→ Document segment:
··········

Referring now to the drawings, in FIG. 1 a jumper touch sensor, current switching device 10 is illustrated including a front housing portion 12 of rectangular configuration including a rectangular opening 14 therein and a pivot pin 16 connected between side walls 18, 20 of the front 12. The pin 16 bridges the opening 14 and defines a pivot support for a rocker member 22 including a center segment 24 with a slot 26 therein that receives the pivot pin 16. The rocker member 22 includes spaced apart legs 28, 30 each having a frontal surface 32, 34 and curvilinear end portion 36, 38, respectively. The portions 36, 38 form a transition from the frontal surfaces 32, 34 to rounded tip portions 40, 42 of the legs 28, 30. The tip portions 40, 42 are located inboard of housing side walls 44, 46 and a stop plate 48 that extends transversely of the housing 12 between the sidewall members 44, 46. Together, the sidewalls 44, 46 and stop plate 48 define a switch cavity 50 that has a side opening 52 from which a side extension 54 of a printed circuit board 56 extends. The printed circuit board 56 includes a terminal board end segment 58 that is formed as a tee across the side extension 54 as best seen in FIG. 4. It includes an electrically insulated layer 60 having a plurality of electrically conductive strips 62, 64 and 66 thereon. The conductive strip 64 includes a transverse segment 68 thereon following the tee configuration of the side extension 54 and end segment 58. Each of the conductive strips 62, 66 is of L-configuration. As a result, the conductive strips 62, 68 are spaced apart within the switching cavity 50 to form a first pair of terminals on the circuit board 56 and the conductive strips 66, 68 likewise form a second pair of contact terminals within the cavity 50 on the opposite side of the aforementioned pair of terminal contacts.
In the illustrated arrangement, circuit board 56 is supported within the cavity 50 by a base member 70 secured to the sidewalls 44, 46. It supportingly receives an elastomeric back element 72 having a planar extent congruent with that of the end segment 58 of the circuit board 56 so as to provide a resilient back-stop for the circuit board within the cavity 50.
In accordance with certain principles of the present invention, a resilient foam pad 74 has one surface 76 thereon located in juxtaposed overlying relationship with the end segment 58. It has a length, as seen in FIG. 2, less than that of the conductive strips 62, 68 and 66 through the transverse extent thereof within the cavity 50. The pad 74 further includes an opposite surface 78 thereon that supportingly receives an electrically conductive contactor plate 80 in supported juxtaposed relationship therewith as seen in FIG. 2. The contactor plate 80 is of flat rectangular configuration having a pair of inwardly directed segments 82, 84 thereon defining dimpled seats 86, 88 on the outboard surface of the contactor plate 80 and arranged to supportingly receive the tip portions 40, 42 of the rocker member 22. Additionally, the contactor plate 80 includes an outwardly struck segment 90 thereon defining an inboard pivot point 92.
The back element 72, end segment 58, pad 74 and contactor plate 80 are located in a sandwiched relationship that is readily insertable through the side opening 52 into the cavity 50. These elements are fixedly secured within the cavity 50 by means of a retainer 94 including an elongated stem 96 that extends through aligned openings 98, 100, 102, 104 in the base member 70, resilient back element 72, end segment 58, and pad 74, respectively. A rounded tip 106 on the elongated stem 96 is seated within the pivot point 92 and located with respect thereto by a head portion 108 on the retainer 94 that is seated against the outer surface of the base member 70 as shown in FIG. 2.

··········

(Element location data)

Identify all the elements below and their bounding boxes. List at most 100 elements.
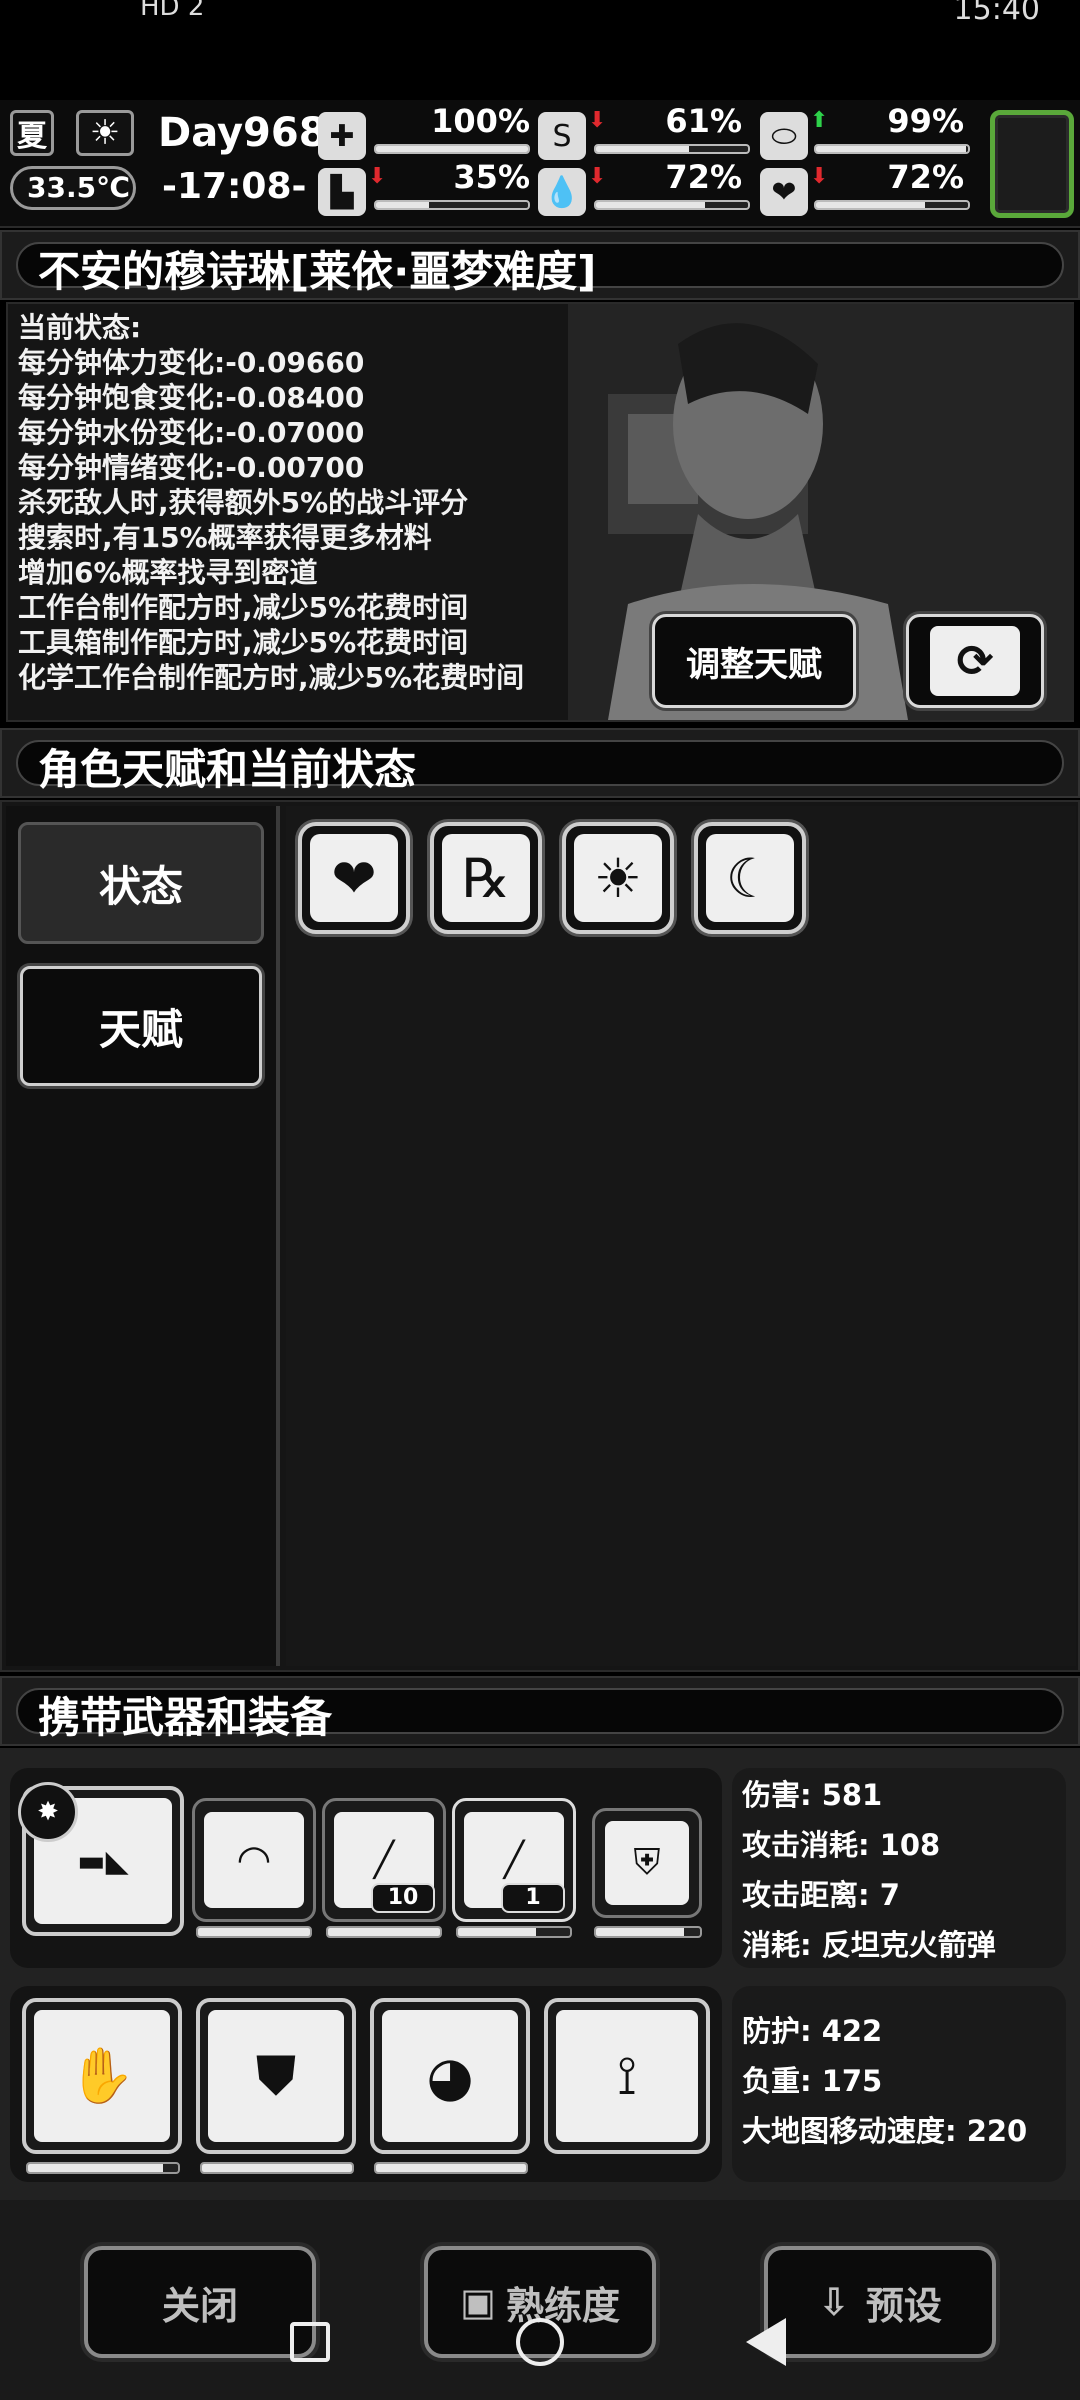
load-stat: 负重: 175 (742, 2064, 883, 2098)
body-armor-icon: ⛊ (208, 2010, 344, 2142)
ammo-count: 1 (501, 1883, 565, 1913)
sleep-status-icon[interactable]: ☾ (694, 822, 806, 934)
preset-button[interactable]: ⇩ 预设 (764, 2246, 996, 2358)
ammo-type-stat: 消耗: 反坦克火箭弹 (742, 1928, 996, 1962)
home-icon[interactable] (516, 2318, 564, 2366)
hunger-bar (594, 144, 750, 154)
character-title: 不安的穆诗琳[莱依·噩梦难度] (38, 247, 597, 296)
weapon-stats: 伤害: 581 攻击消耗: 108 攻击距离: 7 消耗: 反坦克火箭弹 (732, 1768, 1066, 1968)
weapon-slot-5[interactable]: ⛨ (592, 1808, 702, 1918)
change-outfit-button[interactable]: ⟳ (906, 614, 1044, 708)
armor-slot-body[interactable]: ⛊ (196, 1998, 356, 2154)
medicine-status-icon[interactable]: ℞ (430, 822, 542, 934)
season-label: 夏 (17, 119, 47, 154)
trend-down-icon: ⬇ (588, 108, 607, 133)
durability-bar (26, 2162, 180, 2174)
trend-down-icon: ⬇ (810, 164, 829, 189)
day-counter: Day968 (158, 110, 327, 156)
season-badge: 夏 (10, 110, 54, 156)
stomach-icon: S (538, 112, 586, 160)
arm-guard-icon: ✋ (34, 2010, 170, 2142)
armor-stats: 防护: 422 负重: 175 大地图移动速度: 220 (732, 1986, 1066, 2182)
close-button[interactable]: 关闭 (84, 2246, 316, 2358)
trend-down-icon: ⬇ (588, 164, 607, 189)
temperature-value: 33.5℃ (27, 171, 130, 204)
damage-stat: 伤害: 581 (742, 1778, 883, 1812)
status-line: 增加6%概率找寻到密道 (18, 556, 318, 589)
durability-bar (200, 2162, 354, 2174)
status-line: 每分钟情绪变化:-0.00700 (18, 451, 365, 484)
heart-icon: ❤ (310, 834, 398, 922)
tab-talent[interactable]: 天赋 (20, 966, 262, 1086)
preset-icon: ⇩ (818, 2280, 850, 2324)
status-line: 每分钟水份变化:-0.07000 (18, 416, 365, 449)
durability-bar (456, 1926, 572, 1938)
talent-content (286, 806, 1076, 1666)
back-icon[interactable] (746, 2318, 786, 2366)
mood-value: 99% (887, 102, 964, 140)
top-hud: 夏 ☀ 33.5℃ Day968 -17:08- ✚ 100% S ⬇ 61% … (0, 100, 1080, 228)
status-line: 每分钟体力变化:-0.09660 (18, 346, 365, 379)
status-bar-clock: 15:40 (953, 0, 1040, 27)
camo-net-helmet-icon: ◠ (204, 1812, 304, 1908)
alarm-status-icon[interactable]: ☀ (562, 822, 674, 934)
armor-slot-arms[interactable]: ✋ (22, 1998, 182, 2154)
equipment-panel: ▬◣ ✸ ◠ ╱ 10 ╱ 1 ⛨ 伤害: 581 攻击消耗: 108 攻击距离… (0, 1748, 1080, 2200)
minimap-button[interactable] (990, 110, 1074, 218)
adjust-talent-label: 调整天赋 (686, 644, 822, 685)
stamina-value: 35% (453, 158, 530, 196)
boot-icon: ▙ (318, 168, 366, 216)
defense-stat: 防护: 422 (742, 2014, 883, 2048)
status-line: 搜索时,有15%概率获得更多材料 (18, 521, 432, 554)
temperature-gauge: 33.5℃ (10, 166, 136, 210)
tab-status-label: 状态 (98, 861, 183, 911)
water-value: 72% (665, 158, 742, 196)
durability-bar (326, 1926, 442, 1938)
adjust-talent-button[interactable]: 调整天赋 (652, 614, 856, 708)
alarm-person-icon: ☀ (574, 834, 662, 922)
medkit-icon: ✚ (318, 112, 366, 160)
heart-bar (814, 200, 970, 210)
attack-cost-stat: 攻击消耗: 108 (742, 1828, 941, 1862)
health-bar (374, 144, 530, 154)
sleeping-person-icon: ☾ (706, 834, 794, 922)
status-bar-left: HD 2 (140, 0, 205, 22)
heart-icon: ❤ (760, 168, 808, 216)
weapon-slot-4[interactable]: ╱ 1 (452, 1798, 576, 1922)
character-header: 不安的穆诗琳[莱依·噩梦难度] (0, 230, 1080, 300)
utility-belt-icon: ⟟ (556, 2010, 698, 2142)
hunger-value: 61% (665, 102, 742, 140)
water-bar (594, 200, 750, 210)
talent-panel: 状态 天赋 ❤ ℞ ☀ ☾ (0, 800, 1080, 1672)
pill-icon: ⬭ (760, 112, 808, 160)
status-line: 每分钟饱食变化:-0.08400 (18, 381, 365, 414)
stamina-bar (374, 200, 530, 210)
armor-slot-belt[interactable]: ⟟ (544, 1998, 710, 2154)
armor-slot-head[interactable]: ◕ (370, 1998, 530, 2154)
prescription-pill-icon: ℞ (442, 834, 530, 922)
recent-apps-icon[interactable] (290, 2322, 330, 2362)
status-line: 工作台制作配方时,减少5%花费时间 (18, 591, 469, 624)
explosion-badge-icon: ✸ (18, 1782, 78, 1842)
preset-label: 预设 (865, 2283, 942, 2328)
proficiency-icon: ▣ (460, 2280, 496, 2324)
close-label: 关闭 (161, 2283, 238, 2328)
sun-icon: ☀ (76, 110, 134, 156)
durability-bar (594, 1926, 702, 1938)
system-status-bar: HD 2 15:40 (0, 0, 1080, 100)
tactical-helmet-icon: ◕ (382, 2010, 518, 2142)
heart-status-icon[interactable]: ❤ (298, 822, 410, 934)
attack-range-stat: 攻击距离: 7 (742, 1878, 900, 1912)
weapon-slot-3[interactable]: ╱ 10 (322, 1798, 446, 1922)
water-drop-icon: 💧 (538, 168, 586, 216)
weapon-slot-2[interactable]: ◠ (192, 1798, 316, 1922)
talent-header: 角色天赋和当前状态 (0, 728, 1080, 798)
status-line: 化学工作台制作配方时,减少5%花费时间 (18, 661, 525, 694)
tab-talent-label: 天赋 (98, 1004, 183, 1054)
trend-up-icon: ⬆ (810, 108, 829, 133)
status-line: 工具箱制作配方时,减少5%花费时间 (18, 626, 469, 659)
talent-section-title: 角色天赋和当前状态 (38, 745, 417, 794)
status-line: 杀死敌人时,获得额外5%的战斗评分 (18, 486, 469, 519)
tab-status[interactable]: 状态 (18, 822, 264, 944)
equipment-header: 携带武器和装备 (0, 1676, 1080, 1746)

··········

→ Problem to solve: Rewrite the switch description from "The back element" through "shown in FIG. 2.", using "elongated shaft" in place of "elongated stem".

→ Task solution:
The back element 72, end segment 58, pad 74 and contactor plate 80 are located in a sandwiched relationship that is readily insertable through the side opening 52 into the cavity 50. These elements are fixedly secured within the cavity 50 by means of a retainer 94 including an elongated shaft 96 that extends through aligned openings 98, 100, 102, 104 in the base member 70, resilient back element 72, end segment 58, and pad 74, respectively. A rounded tip 106 on the elongated shaft 96 is seated within the pivot point 92 and located with respect thereto by a head portion 108 on the retainer 94 that is seated against the outer surface of the base member 70 as shown in FIG. 2.